#### The task
Search the material for the string "name" and copy each line where it occurs.

#### Extracted data
· · · · ·

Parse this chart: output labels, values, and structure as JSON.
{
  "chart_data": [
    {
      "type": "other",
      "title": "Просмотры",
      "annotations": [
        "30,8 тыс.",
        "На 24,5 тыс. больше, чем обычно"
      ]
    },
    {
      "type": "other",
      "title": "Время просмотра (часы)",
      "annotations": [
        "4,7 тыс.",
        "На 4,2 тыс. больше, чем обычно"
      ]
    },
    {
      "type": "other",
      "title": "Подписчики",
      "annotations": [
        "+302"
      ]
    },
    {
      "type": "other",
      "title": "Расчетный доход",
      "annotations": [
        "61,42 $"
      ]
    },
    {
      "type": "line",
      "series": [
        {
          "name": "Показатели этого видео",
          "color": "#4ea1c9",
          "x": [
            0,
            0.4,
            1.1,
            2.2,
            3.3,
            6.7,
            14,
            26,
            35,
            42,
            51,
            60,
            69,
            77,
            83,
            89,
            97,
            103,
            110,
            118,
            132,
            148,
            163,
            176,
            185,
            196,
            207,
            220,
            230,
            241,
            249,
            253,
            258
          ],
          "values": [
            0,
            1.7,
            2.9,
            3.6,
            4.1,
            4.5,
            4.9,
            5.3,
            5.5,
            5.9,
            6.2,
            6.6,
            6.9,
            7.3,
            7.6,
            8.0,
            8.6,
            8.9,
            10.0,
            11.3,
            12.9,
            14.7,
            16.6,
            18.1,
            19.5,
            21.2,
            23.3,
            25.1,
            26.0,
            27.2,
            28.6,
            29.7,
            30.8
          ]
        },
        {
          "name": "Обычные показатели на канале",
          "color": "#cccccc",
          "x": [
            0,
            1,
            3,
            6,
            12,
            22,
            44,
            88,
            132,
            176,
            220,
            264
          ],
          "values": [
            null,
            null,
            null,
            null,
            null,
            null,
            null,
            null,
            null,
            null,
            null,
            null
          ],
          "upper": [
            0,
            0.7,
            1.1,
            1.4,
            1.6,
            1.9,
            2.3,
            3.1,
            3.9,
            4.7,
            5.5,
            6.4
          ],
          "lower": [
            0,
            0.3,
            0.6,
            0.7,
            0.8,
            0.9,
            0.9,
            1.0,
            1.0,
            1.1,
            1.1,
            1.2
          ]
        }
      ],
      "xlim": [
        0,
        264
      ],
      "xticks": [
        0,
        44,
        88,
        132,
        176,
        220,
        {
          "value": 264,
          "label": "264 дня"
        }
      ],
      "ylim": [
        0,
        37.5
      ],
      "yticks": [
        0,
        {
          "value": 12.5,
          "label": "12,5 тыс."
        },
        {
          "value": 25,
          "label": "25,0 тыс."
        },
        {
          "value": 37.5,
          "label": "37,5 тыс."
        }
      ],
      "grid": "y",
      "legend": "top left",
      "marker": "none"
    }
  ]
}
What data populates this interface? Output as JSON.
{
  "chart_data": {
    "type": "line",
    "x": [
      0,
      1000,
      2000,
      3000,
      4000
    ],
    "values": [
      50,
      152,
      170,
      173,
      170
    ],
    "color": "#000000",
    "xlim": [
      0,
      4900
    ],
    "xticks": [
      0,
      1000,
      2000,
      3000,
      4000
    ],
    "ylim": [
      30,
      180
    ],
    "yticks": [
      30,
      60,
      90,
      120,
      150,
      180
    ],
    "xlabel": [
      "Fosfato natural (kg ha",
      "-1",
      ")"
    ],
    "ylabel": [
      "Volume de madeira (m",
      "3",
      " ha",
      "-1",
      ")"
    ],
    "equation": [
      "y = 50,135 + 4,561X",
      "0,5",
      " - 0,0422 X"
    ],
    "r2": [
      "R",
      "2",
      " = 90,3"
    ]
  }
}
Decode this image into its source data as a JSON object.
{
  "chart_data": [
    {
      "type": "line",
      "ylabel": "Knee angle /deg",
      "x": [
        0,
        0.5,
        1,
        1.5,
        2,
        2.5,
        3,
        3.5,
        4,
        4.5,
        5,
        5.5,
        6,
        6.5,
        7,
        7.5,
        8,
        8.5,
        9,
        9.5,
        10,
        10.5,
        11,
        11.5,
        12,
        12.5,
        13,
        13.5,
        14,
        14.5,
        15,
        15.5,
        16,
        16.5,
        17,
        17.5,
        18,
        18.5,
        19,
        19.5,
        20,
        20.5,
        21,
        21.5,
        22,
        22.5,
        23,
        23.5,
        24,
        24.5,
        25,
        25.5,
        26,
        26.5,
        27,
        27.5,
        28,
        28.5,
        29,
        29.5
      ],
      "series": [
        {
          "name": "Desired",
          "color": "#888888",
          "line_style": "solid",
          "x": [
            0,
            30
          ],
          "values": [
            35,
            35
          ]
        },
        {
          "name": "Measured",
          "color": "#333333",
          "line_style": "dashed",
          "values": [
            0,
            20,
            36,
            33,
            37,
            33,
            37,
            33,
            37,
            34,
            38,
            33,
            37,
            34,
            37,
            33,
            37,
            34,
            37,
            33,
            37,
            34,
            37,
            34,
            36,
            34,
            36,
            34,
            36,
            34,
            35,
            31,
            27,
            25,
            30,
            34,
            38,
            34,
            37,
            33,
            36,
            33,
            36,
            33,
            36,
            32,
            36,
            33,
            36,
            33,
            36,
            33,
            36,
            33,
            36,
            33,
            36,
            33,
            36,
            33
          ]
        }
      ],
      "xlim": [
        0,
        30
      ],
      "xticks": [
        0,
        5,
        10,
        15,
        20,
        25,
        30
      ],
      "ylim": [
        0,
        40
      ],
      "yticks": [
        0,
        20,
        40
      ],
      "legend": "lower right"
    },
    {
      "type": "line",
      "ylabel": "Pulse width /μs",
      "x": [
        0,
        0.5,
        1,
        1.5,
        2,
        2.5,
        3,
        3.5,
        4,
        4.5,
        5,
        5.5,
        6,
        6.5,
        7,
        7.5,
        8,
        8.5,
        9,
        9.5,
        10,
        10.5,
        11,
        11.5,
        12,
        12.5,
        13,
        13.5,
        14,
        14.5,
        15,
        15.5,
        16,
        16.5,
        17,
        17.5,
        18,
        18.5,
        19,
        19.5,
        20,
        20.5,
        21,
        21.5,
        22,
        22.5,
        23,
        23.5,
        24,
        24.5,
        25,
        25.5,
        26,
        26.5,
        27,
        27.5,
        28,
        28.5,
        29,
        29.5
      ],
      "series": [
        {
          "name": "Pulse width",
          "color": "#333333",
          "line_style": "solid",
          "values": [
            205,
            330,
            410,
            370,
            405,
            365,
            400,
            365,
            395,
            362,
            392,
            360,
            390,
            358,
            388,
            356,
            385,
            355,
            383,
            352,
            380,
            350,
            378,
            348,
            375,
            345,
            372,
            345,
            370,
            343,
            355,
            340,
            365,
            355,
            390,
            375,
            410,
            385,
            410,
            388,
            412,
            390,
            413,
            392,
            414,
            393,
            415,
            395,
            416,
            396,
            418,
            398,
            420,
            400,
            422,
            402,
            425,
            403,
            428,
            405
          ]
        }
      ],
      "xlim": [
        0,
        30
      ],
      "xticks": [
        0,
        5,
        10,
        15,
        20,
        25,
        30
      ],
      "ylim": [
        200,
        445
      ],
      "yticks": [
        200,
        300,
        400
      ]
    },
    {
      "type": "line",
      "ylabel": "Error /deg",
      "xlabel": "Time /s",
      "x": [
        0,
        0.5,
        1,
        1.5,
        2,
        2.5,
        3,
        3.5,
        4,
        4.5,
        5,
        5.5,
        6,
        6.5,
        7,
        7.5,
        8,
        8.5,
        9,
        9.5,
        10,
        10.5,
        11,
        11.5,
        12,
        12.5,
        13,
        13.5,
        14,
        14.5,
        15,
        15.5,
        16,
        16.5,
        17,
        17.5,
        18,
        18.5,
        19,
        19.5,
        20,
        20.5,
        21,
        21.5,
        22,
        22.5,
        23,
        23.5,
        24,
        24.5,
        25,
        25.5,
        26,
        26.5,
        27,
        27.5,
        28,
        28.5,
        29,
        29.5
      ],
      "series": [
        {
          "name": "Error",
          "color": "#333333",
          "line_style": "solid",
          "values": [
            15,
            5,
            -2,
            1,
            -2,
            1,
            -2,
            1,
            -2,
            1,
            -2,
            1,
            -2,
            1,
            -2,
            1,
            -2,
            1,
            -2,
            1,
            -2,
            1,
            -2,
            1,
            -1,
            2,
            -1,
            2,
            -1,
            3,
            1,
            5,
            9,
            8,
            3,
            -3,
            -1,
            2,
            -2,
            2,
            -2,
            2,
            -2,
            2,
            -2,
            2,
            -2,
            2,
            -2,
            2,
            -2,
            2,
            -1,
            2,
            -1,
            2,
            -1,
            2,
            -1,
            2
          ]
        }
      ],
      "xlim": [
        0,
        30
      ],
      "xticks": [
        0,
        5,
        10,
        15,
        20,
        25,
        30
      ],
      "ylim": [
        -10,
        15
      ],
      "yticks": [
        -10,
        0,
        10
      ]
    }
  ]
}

· · · · ·

#### Response
          "name": "Показатели этого видео",
          "name": "Обычные показатели на канале",
          "name": "Desired",
          "name": "Measured",
          "name": "Pulse width",
          "name": "Error",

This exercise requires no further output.